Scan the lines below; pull out those with "xlabel".

### Records contained in a dataset:
• • • •
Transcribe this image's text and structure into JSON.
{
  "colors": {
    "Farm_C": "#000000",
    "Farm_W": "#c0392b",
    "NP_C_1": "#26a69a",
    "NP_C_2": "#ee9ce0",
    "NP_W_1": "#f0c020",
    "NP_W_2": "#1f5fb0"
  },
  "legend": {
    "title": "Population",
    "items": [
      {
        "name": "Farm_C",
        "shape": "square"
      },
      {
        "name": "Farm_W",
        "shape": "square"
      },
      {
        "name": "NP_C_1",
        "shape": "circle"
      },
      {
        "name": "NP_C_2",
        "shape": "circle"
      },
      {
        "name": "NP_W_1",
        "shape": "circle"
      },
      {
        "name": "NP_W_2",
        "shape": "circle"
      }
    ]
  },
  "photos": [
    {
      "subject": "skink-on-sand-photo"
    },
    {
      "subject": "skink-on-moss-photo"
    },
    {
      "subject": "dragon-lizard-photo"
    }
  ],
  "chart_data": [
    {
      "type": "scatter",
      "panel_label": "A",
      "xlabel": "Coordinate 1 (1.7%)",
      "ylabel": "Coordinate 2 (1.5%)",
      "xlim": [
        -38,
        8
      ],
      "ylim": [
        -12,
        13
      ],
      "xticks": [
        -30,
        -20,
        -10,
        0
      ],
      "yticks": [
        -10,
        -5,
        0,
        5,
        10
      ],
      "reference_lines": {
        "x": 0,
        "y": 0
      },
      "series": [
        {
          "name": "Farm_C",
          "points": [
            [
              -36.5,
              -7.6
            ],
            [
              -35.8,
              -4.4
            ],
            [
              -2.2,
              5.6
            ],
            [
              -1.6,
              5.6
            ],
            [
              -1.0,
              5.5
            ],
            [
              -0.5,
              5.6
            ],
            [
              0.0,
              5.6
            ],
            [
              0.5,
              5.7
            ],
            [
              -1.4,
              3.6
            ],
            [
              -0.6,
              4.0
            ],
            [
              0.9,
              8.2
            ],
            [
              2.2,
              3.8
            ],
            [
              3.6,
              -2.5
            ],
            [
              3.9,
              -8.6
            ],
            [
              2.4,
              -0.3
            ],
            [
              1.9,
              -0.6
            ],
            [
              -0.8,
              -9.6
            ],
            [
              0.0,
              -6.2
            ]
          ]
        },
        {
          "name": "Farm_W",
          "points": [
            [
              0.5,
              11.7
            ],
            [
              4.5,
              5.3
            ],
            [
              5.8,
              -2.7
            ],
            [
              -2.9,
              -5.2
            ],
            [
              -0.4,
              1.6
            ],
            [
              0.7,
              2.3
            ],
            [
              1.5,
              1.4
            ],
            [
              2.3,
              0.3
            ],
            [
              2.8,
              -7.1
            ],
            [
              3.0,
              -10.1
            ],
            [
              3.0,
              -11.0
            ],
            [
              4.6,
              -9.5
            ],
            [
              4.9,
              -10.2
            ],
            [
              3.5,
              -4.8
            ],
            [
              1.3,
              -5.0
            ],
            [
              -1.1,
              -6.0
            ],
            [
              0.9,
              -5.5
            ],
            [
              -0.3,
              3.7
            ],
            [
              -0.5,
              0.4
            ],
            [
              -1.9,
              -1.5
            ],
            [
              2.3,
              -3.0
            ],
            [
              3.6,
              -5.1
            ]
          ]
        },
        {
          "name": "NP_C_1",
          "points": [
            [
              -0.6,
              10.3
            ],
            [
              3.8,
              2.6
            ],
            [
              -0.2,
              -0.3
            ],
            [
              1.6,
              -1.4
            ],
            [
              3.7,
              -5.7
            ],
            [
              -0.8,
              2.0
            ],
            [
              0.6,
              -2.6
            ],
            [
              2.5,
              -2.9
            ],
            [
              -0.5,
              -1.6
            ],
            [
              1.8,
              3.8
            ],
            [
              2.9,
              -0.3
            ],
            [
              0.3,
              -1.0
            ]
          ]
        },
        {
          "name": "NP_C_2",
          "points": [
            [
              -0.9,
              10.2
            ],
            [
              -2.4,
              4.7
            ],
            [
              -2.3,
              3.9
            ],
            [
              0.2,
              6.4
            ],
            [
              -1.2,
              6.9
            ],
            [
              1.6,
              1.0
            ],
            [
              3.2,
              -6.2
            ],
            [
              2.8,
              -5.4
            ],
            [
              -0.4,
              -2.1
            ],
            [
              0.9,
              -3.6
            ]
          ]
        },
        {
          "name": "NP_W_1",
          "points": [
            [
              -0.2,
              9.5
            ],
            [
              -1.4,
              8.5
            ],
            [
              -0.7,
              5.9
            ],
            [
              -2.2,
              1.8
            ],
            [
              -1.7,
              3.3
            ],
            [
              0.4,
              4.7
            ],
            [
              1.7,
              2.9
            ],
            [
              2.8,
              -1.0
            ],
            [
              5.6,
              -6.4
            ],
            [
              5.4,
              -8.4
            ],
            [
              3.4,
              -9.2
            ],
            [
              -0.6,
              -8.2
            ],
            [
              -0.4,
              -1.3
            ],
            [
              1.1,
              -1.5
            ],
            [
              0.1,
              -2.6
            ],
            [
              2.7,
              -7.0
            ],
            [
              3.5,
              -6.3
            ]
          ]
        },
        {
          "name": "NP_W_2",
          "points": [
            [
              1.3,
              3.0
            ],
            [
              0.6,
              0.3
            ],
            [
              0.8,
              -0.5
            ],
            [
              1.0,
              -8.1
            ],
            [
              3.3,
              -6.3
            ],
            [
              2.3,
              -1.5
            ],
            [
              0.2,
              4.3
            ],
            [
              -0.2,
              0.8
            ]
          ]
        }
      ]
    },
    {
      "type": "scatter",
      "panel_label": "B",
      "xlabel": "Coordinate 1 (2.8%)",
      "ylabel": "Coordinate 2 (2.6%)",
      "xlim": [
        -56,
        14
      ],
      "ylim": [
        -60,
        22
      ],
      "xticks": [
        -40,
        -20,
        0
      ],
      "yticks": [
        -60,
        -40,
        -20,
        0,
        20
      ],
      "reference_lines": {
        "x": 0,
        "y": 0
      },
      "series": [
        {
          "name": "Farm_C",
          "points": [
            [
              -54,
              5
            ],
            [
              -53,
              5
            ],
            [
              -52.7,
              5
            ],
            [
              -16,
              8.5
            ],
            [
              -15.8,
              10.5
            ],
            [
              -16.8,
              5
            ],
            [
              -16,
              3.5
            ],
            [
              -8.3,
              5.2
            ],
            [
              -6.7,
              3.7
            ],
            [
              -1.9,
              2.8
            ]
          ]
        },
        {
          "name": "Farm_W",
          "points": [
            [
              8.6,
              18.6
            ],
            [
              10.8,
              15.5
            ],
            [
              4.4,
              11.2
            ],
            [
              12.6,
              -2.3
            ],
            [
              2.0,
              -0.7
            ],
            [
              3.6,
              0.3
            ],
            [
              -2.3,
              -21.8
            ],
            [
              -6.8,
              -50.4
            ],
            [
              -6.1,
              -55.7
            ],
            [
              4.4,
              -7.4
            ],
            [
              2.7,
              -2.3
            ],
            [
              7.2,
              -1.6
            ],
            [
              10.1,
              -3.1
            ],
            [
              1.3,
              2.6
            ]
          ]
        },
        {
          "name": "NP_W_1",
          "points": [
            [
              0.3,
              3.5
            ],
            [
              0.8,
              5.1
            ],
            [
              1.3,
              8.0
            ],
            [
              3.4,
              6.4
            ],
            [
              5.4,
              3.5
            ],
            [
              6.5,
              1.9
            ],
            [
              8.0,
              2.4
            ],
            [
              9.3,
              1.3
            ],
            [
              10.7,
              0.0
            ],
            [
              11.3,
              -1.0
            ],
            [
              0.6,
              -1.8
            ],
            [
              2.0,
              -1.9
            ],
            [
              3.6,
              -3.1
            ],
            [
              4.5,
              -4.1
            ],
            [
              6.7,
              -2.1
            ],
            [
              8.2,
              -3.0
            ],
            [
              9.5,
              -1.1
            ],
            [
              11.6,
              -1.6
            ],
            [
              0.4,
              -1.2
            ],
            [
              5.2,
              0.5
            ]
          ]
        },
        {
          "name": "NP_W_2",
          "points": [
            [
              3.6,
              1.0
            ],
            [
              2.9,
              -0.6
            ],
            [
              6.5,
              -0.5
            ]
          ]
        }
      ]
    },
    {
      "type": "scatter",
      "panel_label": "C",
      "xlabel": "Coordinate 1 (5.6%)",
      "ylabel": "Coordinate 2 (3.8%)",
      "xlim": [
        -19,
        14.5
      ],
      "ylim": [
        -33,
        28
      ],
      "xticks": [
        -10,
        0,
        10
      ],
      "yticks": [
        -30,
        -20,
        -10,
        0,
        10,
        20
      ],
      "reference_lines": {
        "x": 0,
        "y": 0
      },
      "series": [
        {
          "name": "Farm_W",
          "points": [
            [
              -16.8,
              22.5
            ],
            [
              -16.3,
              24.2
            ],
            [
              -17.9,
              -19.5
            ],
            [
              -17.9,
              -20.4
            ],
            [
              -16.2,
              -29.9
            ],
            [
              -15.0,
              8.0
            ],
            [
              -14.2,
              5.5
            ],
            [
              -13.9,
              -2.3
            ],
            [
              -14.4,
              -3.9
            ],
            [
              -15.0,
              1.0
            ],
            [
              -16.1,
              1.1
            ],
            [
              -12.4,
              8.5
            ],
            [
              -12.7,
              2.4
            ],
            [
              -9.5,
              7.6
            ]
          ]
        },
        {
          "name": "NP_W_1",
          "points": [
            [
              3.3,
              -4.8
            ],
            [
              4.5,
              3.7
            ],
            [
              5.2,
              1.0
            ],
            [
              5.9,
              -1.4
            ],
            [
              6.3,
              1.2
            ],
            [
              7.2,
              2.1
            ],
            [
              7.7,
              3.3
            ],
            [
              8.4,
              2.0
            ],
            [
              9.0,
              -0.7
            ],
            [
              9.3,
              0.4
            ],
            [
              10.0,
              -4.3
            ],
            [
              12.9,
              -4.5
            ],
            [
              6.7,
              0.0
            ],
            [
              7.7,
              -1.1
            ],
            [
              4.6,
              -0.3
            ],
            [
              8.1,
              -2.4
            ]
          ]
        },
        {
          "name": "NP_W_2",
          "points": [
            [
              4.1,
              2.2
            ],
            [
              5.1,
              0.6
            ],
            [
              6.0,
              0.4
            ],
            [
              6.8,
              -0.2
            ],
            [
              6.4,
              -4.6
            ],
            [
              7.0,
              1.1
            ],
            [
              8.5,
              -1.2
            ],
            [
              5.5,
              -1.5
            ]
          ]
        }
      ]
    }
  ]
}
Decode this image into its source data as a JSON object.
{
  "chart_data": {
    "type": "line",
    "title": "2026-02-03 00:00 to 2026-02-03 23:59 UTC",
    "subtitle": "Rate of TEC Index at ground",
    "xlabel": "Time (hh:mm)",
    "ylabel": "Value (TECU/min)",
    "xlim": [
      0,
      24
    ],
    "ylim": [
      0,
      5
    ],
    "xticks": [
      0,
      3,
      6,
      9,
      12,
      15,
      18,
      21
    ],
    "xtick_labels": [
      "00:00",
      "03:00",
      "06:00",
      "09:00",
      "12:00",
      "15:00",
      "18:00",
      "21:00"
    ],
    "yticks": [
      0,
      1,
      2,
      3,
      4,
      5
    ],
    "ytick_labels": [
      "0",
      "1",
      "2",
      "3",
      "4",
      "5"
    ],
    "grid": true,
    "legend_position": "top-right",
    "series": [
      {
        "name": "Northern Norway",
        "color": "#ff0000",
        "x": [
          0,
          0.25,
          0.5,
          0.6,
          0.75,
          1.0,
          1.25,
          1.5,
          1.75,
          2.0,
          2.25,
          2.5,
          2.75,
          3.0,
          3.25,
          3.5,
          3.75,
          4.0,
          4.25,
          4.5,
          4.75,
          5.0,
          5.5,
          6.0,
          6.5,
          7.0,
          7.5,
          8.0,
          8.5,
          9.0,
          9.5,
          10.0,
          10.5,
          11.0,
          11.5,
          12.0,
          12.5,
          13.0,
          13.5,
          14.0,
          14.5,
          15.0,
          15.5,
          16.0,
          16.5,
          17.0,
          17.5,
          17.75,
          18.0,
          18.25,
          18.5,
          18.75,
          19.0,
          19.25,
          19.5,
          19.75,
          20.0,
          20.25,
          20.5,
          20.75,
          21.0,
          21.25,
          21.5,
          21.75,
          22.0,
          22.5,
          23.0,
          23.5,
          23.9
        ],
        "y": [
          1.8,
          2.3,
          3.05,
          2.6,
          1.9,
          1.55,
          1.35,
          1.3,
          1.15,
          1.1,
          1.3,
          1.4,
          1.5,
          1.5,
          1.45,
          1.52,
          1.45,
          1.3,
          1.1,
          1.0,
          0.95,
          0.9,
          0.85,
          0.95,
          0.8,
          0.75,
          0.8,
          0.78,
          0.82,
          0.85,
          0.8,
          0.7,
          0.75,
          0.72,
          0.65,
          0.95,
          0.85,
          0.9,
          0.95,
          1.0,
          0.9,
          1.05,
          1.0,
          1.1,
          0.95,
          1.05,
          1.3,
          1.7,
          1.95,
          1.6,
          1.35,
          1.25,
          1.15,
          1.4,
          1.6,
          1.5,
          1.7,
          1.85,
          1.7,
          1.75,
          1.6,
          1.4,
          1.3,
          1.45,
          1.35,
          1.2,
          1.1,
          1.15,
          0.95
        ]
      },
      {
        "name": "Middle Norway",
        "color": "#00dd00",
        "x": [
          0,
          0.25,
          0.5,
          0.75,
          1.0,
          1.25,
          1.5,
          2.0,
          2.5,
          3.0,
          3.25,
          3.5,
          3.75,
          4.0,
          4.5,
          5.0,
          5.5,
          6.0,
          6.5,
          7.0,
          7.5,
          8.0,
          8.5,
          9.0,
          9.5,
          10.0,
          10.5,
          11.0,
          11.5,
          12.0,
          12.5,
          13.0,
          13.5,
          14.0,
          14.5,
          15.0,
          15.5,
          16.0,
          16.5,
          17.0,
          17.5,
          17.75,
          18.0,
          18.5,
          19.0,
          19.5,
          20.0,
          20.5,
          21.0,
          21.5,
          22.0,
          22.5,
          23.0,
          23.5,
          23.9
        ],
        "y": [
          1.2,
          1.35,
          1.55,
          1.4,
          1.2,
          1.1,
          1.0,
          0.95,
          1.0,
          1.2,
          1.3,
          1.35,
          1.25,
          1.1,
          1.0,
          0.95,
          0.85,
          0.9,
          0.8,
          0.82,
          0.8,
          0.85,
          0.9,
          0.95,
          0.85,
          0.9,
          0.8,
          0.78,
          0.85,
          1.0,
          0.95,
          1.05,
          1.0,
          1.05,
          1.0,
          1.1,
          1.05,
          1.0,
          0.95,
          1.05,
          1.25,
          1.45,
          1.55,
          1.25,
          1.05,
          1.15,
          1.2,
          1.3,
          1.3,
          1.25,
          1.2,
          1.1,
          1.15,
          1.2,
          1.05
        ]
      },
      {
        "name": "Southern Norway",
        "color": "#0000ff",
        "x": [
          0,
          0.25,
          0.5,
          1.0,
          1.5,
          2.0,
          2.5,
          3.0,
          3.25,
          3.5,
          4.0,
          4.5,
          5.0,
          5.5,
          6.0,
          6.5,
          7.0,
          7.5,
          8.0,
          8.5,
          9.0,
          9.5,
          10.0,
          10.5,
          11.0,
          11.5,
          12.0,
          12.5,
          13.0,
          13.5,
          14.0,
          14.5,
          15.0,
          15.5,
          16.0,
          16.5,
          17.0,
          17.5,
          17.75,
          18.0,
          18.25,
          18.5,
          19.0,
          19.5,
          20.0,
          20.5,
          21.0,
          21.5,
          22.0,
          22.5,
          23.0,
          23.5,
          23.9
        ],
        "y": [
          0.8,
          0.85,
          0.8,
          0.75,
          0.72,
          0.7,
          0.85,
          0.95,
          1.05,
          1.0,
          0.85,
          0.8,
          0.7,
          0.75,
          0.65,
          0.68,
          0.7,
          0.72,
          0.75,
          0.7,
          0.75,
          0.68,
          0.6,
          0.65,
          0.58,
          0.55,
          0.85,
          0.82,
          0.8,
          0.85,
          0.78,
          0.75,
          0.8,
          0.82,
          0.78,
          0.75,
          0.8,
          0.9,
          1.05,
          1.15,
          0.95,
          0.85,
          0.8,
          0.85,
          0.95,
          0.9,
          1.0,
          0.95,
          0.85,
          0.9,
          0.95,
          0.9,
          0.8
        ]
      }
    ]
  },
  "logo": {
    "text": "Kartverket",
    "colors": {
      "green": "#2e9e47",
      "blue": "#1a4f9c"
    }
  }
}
• • • •
### WRITTEN SOLUTION:
      "xlabel": "Coordinate 1 (1.7%)",
      "xlabel": "Coordinate 1 (2.8%)",
      "xlabel": "Coordinate 1 (5.6%)",
    "xlabel": "Time (hh:mm)",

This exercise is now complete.